Write out, word for word, the stretch of the content modeling article below that opens with the words containing "There is a temptation" and closes with "a site's content.".

Document segment:
>> START

There is a temptation and danger to fall into the "Dreamweaver Field" content model. When content types are just wrappers around giant chunks of hand-formatted HTML, editors have lots of flexibility but it's all but impossible to repurpose the hard-coded content for new designs and publishing channels.
In presentations, articles, and her upcoming book, Content Strategy for Mobile, Karen McGrane describes the problem as a war of "Blobs" versus "Chunks." The challenge is figuring out how to decompose a site full of inflexible HTML blobs into discrete, bite-sized fields. There's no magic bullet (a model that works for one project can fail miserably for another), but over the past several years we've accumulated a few useful rules of thumb for "deblobbing" a site's content.
The Basics
Don't skimp on the content inventory and auditing process. Figure out what's there, what's going to be tossed, and what you want to have on the site. This is step zero, really: the modeling process is infinitely harder if you're dragging around piles of HTML that don't match what your're trying to build.
Clump similar content. If your existing site doesn't have discrete content types, figuring out which pages are similar to each other is the next stage. Product reviews, staff bios, press releases, blog entries, portfolio slideshows… You know the drill. Remember to look for pages and content types that are really composites of other, smaller units of content. Often, some of the most complex pages and content types can be implemented as rule-based or curated collections of smaller, more management content types.
Look for common "chunk" types. Once you've grouped your blobby content types into similar pools, zoom in and look for patterns that are unique to each content type. These are are potential candidates for dedicated fields. Some of the common field types we encounter include:
- Links to related content
- Links to downloadable files and embedded media that occur at consistent locations
- Publication or event dates
- Pull quotes, hand-written taglines, author bios, and summaries
- Business and event addresses
- Geographical locations and maps
- Lists of information like features or rules and requirements
- Ratings, prices, and product codes
Most CMS's support multi-value fields that can be used to model repeating elements like feature lists or multiple file attachments. Be sure to note which elements occur once, and which ones repeat.
Rinse and Repeat. Once you've broken things into multiple content types and identified the discrete fields on each one, look for overlaps. Are there several content types that share the same list of fields? Consolidating them into a single type might simplify things. Is there one "Godzilla" content type with dozens and dozens fields? It might really be several types that should be teased apart. The first pass of a content model is a lot like the first draft of an essay: there are always rough edges and awkward parts that need work.
The Tricky Bits
After identifying all of that easy stuff, large and complex sites usually have quite a few ugly blobs that still need to be broken down.
Identify composite content. Sometimes, elements of one content type need to be broken out into their own sub-content-types, with simple parent-child relationships connecting them. Galleries that contain multiple photos, albums that contain multiple songs, and curated pages that include teasers for other content are common examples. If several content types in your model contain the same cluster of fields (like photo, caption, byline, and link, consider splitting out the cluster into a its own dedicated content type. Treating those scenerios as relationships between discrete elements can often simplify complex models.
Look for common formatting complexities. If you have wireframes or existing pages, look for complex visual formatting around certain elements, in particular the stuff that requires lots of hand-written HTML to implement in a "content blob." Comparison tables are a common offender here. Breaking these out into dedicated fields whenever possible can help prevent massive pain when a piece of content needs to be displayed differently in new channels.

>> END

Material provided:
>> START

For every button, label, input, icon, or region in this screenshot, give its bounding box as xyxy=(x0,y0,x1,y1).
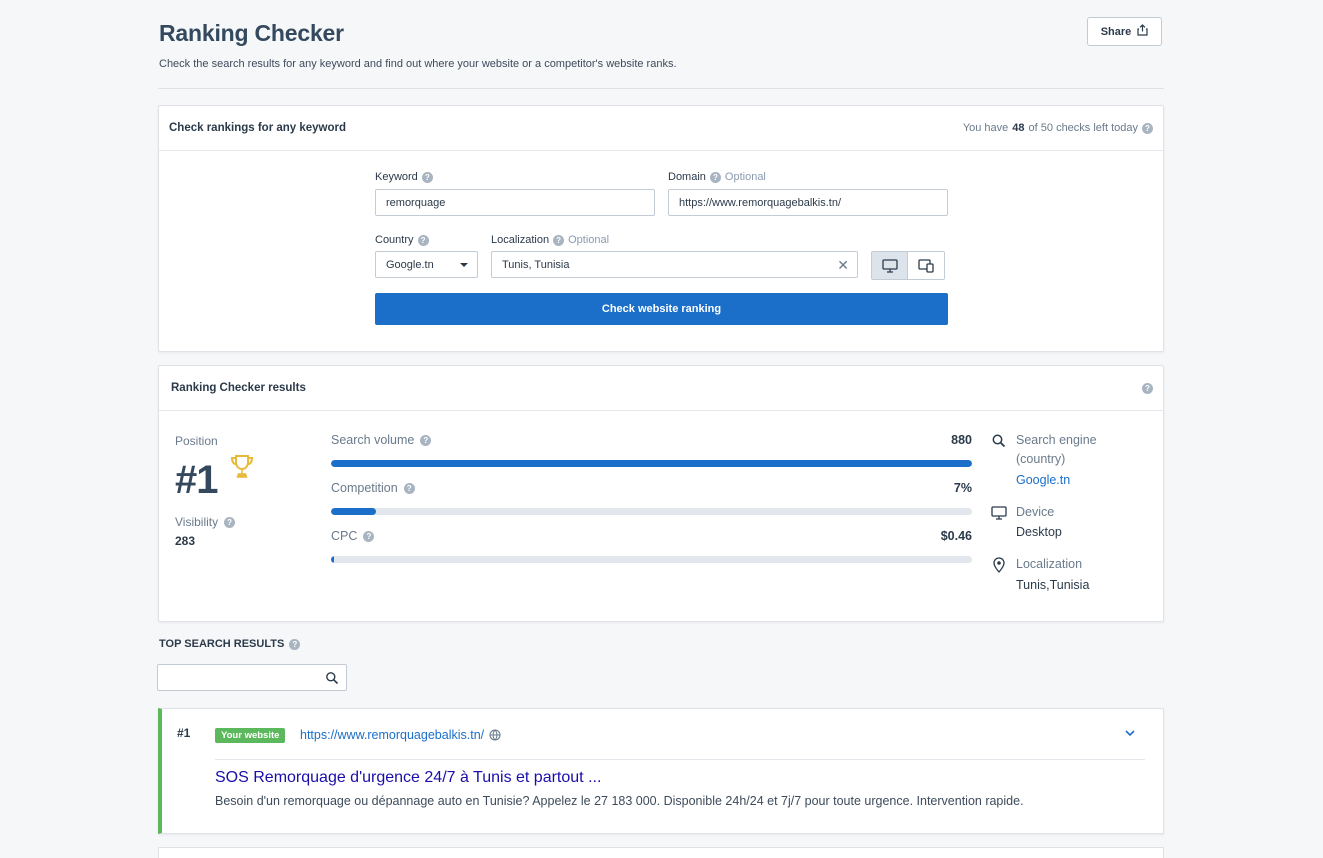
competition-value: 7% xyxy=(953,481,972,495)
check-card-heading: Check rankings for any keyword xyxy=(169,122,347,134)
result-url[interactable]: https://www.remorquagebalkis.tn/ xyxy=(300,728,501,742)
search-volume-bar xyxy=(331,460,972,467)
position-label: Position xyxy=(175,434,218,448)
header-divider xyxy=(158,88,1164,89)
result-description: Besoin d'un remorquage ou dépannage auto… xyxy=(215,794,1024,808)
localization-value: Tunis,Tunisia xyxy=(1016,578,1090,592)
help-icon[interactable]: ? xyxy=(289,638,301,650)
cpc-bar xyxy=(331,556,972,563)
visibility-value: 283 xyxy=(175,534,196,548)
desktop-icon xyxy=(881,258,898,273)
position-value: #1 xyxy=(175,458,218,502)
localization-input[interactable]: Tunis, Tunisia ✕ xyxy=(491,251,858,278)
country-label: Country ? xyxy=(375,234,429,246)
trophy-icon xyxy=(228,453,256,486)
chevron-down-icon xyxy=(460,263,468,267)
help-icon[interactable]: ? xyxy=(420,434,432,446)
chevron-down-icon[interactable] xyxy=(1124,728,1136,738)
results-search-input[interactable] xyxy=(157,664,347,691)
help-icon[interactable]: ? xyxy=(553,234,565,246)
top-search-results-heading: TOP SEARCH RESULTS ? xyxy=(159,638,301,650)
search-engine-label: Search engine (country) xyxy=(1016,433,1097,466)
share-icon xyxy=(1137,24,1148,39)
search-icon xyxy=(992,434,1006,448)
visibility-label: Visibility ? xyxy=(175,515,236,529)
check-rankings-card: Check rankings for any keyword You have … xyxy=(158,105,1164,352)
help-icon[interactable]: ? xyxy=(363,530,375,542)
check-website-ranking-button[interactable]: Check website ranking xyxy=(375,293,948,325)
help-icon[interactable]: ? xyxy=(417,234,429,246)
search-volume-label: Search volume ? xyxy=(331,433,432,447)
competition-bar xyxy=(331,508,972,515)
desktop-toggle-button[interactable] xyxy=(872,252,908,279)
close-icon[interactable]: ✕ xyxy=(837,258,849,272)
page-subtitle: Check the search results for any keyword… xyxy=(159,58,677,70)
mobile-toggle-button[interactable] xyxy=(908,252,944,279)
search-icon[interactable] xyxy=(325,671,339,685)
help-icon[interactable]: ? xyxy=(1142,122,1153,134)
domain-input[interactable]: https://www.remorquagebalkis.tn/ xyxy=(668,189,948,216)
checks-left-count: 48 xyxy=(1012,122,1025,134)
check-card-header: Check rankings for any keyword You have … xyxy=(159,106,1163,151)
page-title: Ranking Checker xyxy=(159,20,344,46)
device-label: Device xyxy=(1016,505,1055,519)
result-title[interactable]: SOS Remorquage d'urgence 24/7 à Tunis et… xyxy=(215,769,601,787)
domain-label: Domain ? Optional xyxy=(668,171,766,183)
result-rank: #1 xyxy=(177,726,191,740)
cpc-label: CPC ? xyxy=(331,529,375,543)
help-icon[interactable]: ? xyxy=(1142,382,1153,394)
keyword-input[interactable]: remorquage xyxy=(375,189,655,216)
desktop-icon xyxy=(991,506,1007,520)
search-volume-value: 880 xyxy=(951,433,972,447)
globe-icon xyxy=(489,729,501,741)
next-result-card xyxy=(158,847,1164,858)
country-select[interactable]: Google.tn xyxy=(375,251,478,278)
checks-left-info: You have 48 of 50 checks left today ? xyxy=(963,122,1153,134)
device-value: Desktop xyxy=(1016,525,1062,539)
mobile-icon xyxy=(918,258,934,273)
result-divider xyxy=(215,759,1145,760)
competition-label: Competition ? xyxy=(331,481,415,495)
search-result-item: #1 Your website https://www.remorquageba… xyxy=(158,708,1164,834)
location-pin-icon xyxy=(993,557,1005,573)
share-label: Share xyxy=(1100,25,1132,38)
help-icon[interactable]: ? xyxy=(403,482,415,494)
share-button[interactable]: Share xyxy=(1087,17,1162,46)
device-toggle xyxy=(871,251,945,280)
keyword-label: Keyword ? xyxy=(375,171,433,183)
help-icon[interactable]: ? xyxy=(421,171,433,183)
localization-label: Localization ? Optional xyxy=(491,234,610,246)
results-card-heading: Ranking Checker results xyxy=(171,382,306,394)
help-icon[interactable]: ? xyxy=(224,516,236,528)
results-card-header: Ranking Checker results ? xyxy=(159,366,1163,411)
help-icon[interactable]: ? xyxy=(709,171,721,183)
your-website-badge: Your website xyxy=(215,728,286,743)
search-engine-value[interactable]: Google.tn xyxy=(1016,473,1070,487)
localization-label: Localization xyxy=(1016,557,1083,571)
ranking-results-card: Ranking Checker results ? Position #1 Vi… xyxy=(158,365,1164,622)
cpc-value: $0.46 xyxy=(940,529,972,543)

>> END

Solution below:
There is a temptation and danger to fall into the "Dreamweaver Field" content model. When content types are just wrappers around giant chunks of hand-formatted HTML, editors have lots of flexibility but it's all but impossible to repurpose the hard-coded content for new designs and publishing channels.
In presentations, articles, and her upcoming book, Content Strategy for Mobile, Karen McGrane describes the problem as a war of "Blobs" versus "Chunks." The challenge is figuring out how to decompose a site full of inflexible HTML blobs into discrete, bite-sized fields. There's no magic bullet (a model that works for one project can fail miserably for another), but over the past several years we've accumulated a few useful rules of thumb for "deblobbing" a site's content.